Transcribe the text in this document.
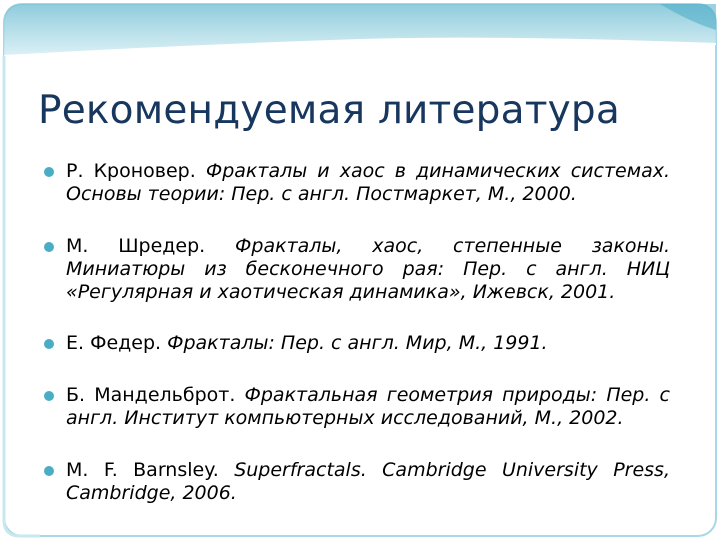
Рекомендуемая литература
Р. Кроновер. Фракталы и хаос в динамических системах. Основы теории: Пер. с англ. Постмаркет, М., 2000.
М. Шредер. Фракталы, хаос, степенные законы. Миниатюры из бесконечного рая: Пер. с англ. НИЦ «Регулярная и хаотическая динамика», Ижевск, 2001.
Е. Федер. Фракталы: Пер. с англ. Мир, М., 1991.
Б. Мандельброт. Фрактальная геометрия природы: Пер. с англ. Институт компьютерных исследований, М., 2002.
M. F. Barnsley. Superfractals. Cambridge University Press, Cambridge, 2006.
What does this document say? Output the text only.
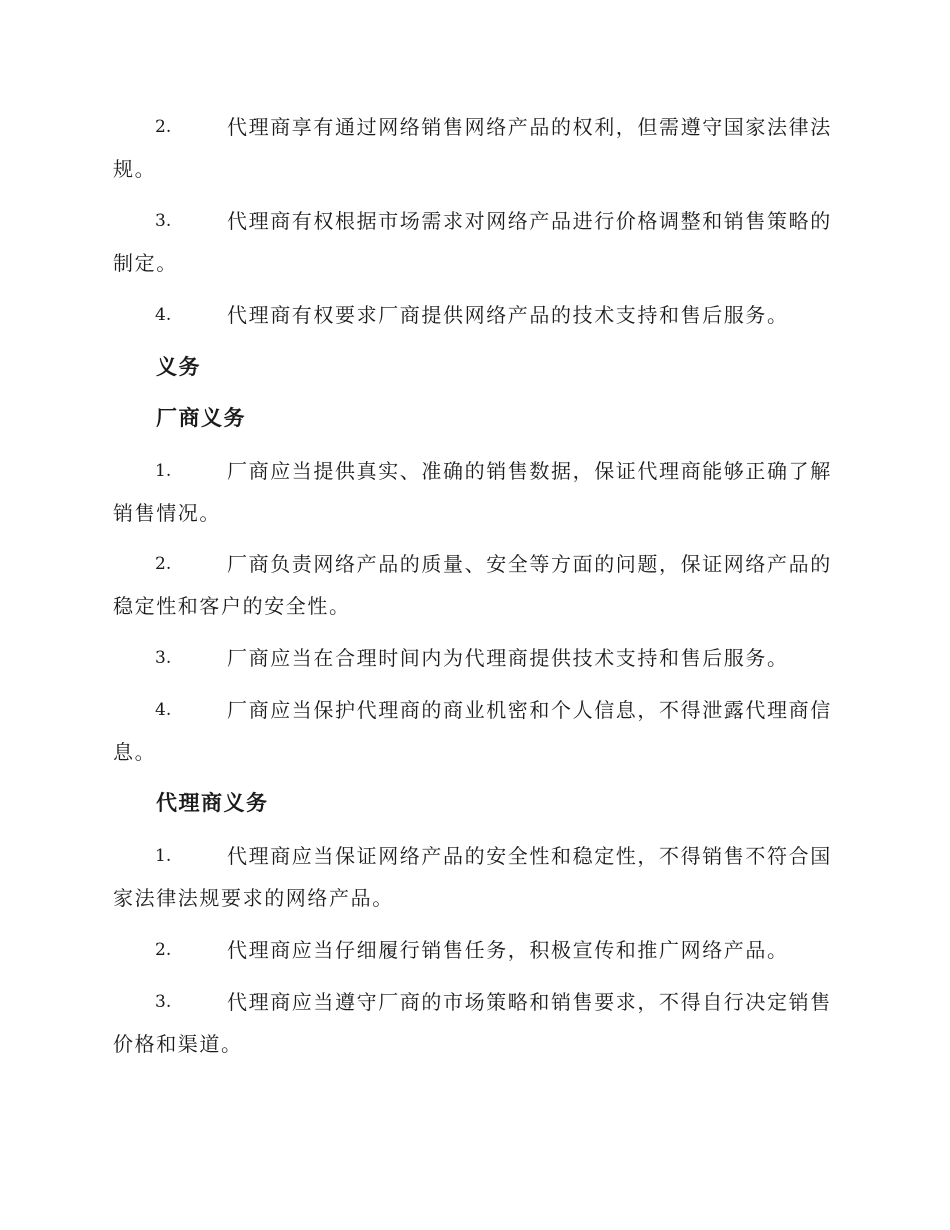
2.	代理商享有通过网络销售网络产品的权利，但需遵守国家法律法
规。
3.	代理商有权根据市场需求对网络产品进行价格调整和销售策略的
制定。
4.	代理商有权要求厂商提供网络产品的技术支持和售后服务。
义务
厂商义务
1.	厂商应当提供真实、准确的销售数据，保证代理商能够正确了解
销售情况。
2.	厂商负责网络产品的质量、安全等方面的问题，保证网络产品的
稳定性和客户的安全性。
3.	厂商应当在合理时间内为代理商提供技术支持和售后服务。
4.	厂商应当保护代理商的商业机密和个人信息，不得泄露代理商信
息。
代理商义务
1.	代理商应当保证网络产品的安全性和稳定性，不得销售不符合国
家法律法规要求的网络产品。
2.	代理商应当仔细履行销售任务，积极宣传和推广网络产品。
3.	代理商应当遵守厂商的市场策略和销售要求，不得自行决定销售
价格和渠道。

-=-=-

▶ STATED EXERCISE
With the pictures left out, please output each line from the one containing "What does this" through the end of the entries, exactly as it is.

▶ ANSWER TO THIS TASK
What does this document say? Output the text only.
2.	代理商享有通过网络销售网络产品的权利，但需遵守国家法律法
规。
3.	代理商有权根据市场需求对网络产品进行价格调整和销售策略的
制定。
4.	代理商有权要求厂商提供网络产品的技术支持和售后服务。
义务
厂商义务
1.	厂商应当提供真实、准确的销售数据，保证代理商能够正确了解
销售情况。
2.	厂商负责网络产品的质量、安全等方面的问题，保证网络产品的
稳定性和客户的安全性。
3.	厂商应当在合理时间内为代理商提供技术支持和售后服务。
4.	厂商应当保护代理商的商业机密和个人信息，不得泄露代理商信
息。
代理商义务
1.	代理商应当保证网络产品的安全性和稳定性，不得销售不符合国
家法律法规要求的网络产品。
2.	代理商应当仔细履行销售任务，积极宣传和推广网络产品。
3.	代理商应当遵守厂商的市场策略和销售要求，不得自行决定销售
价格和渠道。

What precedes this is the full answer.